(Exercise directions)
The records that follow should be retyped word for word.

____

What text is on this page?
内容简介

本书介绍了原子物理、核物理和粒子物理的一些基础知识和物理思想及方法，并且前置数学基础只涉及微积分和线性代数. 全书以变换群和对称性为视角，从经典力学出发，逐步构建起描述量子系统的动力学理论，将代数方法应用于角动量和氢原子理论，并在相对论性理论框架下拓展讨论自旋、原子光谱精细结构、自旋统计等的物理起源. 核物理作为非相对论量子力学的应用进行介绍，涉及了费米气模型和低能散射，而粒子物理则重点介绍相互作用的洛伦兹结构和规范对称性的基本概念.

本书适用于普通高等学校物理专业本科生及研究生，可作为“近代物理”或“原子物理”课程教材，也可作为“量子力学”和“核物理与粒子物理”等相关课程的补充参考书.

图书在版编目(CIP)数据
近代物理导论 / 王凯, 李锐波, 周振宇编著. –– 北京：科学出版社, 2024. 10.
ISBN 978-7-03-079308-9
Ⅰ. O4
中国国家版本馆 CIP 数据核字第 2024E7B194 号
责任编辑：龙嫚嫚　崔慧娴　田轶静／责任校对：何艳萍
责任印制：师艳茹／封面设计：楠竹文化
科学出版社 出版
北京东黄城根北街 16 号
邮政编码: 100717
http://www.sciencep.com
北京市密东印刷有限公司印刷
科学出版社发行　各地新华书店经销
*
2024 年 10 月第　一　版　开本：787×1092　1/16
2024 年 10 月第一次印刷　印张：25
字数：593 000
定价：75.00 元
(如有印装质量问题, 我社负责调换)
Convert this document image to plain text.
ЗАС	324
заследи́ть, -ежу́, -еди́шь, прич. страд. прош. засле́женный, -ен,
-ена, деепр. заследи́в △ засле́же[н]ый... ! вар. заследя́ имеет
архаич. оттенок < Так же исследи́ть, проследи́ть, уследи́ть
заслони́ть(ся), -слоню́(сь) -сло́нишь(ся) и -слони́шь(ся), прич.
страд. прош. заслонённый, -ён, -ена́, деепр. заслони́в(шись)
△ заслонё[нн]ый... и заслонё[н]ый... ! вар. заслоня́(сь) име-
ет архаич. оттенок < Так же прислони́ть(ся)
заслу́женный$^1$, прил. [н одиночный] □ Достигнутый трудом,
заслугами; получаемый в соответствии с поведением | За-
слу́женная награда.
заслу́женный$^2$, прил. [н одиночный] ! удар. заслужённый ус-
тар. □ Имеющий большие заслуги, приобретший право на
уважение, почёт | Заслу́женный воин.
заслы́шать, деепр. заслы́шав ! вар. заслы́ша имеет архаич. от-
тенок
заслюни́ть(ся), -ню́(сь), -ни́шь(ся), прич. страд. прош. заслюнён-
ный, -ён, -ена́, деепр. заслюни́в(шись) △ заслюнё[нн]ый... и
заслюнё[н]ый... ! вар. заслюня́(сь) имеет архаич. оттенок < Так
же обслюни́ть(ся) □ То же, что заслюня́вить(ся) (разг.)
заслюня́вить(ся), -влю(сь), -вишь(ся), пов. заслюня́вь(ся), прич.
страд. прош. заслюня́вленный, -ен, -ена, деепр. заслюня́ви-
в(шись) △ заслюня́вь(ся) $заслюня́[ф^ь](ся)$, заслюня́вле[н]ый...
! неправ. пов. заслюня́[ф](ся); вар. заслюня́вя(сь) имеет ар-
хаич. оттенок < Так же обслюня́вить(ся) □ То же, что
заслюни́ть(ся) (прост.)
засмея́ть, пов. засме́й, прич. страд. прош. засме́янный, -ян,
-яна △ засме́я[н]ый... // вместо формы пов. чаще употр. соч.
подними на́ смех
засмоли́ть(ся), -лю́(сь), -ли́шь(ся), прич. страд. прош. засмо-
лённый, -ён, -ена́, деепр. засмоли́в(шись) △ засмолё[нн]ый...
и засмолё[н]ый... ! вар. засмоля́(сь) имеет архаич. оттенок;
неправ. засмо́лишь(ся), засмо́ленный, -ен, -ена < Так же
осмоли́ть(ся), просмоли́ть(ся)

____

(Answer to this problem)
What text is on this page?
内容简介

本书介绍了原子物理、核物理和粒子物理的一些基础知识和物理思想及方法，并且前置数学基础只涉及微积分和线性代数. 全书以变换群和对称性为视角，从经典力学出发，逐步构建起描述量子系统的动力学理论，将代数方法应用于角动量和氢原子理论，并在相对论性理论框架下拓展讨论自旋、原子光谱精细结构、自旋统计等的物理起源. 核物理作为非相对论量子力学的应用进行介绍，涉及了费米气模型和低能散射，而粒子物理则重点介绍相互作用的洛伦兹结构和规范对称性的基本概念.

本书适用于普通高等学校物理专业本科生及研究生，可作为“近代物理”或“原子物理”课程教材，也可作为“量子力学”和“核物理与粒子物理”等相关课程的补充参考书.

图书在版编目(CIP)数据
近代物理导论 / 王凯, 李锐波, 周振宇编著. –– 北京：科学出版社, 2024. 10.
ISBN 978-7-03-079308-9
Ⅰ. O4
中国国家版本馆 CIP 数据核字第 2024E7B194 号
责任编辑：龙嫚嫚　崔慧娴　田轶静／责任校对：何艳萍
责任印制：师艳茹／封面设计：楠竹文化
科学出版社 出版
北京东黄城根北街 16 号
邮政编码: 100717
http://www.sciencep.com
北京市密东印刷有限公司印刷
科学出版社发行　各地新华书店经销
*
2024 年 10 月第　一　版　开本：787×1092　1/16
2024 年 10 月第一次印刷　印张：25
字数：593 000
定价：75.00 元
(如有印装质量问题, 我社负责调换)
Convert this document image to plain text.
ЗАС	324
заследи́ть, -ежу́, -еди́шь, прич. страд. прош. засле́женный, -ен,
-ена, деепр. заследи́в △ засле́же[н]ый... ! вар. заследя́ имеет
архаич. оттенок < Так же исследи́ть, проследи́ть, уследи́ть
заслони́ть(ся), -слоню́(сь) -сло́нишь(ся) и -слони́шь(ся), прич.
страд. прош. заслонённый, -ён, -ена́, деепр. заслони́в(шись)
△ заслонё[нн]ый... и заслонё[н]ый... ! вар. заслоня́(сь) име-
ет архаич. оттенок < Так же прислони́ть(ся)
заслу́женный$^1$, прил. [н одиночный] □ Достигнутый трудом,
заслугами; получаемый в соответствии с поведением | За-
слу́женная награда.
заслу́женный$^2$, прил. [н одиночный] ! удар. заслужённый ус-
тар. □ Имеющий большие заслуги, приобретший право на
уважение, почёт | Заслу́женный воин.
заслы́шать, деепр. заслы́шав ! вар. заслы́ша имеет архаич. от-
тенок
заслюни́ть(ся), -ню́(сь), -ни́шь(ся), прич. страд. прош. заслюнён-
ный, -ён, -ена́, деепр. заслюни́в(шись) △ заслюнё[нн]ый... и
заслюнё[н]ый... ! вар. заслюня́(сь) имеет архаич. оттенок < Так
же обслюни́ть(ся) □ То же, что заслюня́вить(ся) (разг.)
заслюня́вить(ся), -влю(сь), -вишь(ся), пов. заслюня́вь(ся), прич.
страд. прош. заслюня́вленный, -ен, -ена, деепр. заслюня́ви-
в(шись) △ заслюня́вь(ся) $заслюня́[ф^ь](ся)$, заслюня́вле[н]ый...
! неправ. пов. заслюня́[ф](ся); вар. заслюня́вя(сь) имеет ар-
хаич. оттенок < Так же обслюня́вить(ся) □ То же, что
заслюни́ть(ся) (прост.)
засмея́ть, пов. засме́й, прич. страд. прош. засме́янный, -ян,
-яна △ засме́я[н]ый... // вместо формы пов. чаще употр. соч.
подними на́ смех
засмоли́ть(ся), -лю́(сь), -ли́шь(ся), прич. страд. прош. засмо-
лённый, -ён, -ена́, деепр. засмоли́в(шись) △ засмолё[нн]ый...
и засмолё[н]ый... ! вар. засмоля́(сь) имеет архаич. оттенок;
неправ. засмо́лишь(ся), засмо́ленный, -ен, -ена < Так же
осмоли́ть(ся), просмоли́ть(ся)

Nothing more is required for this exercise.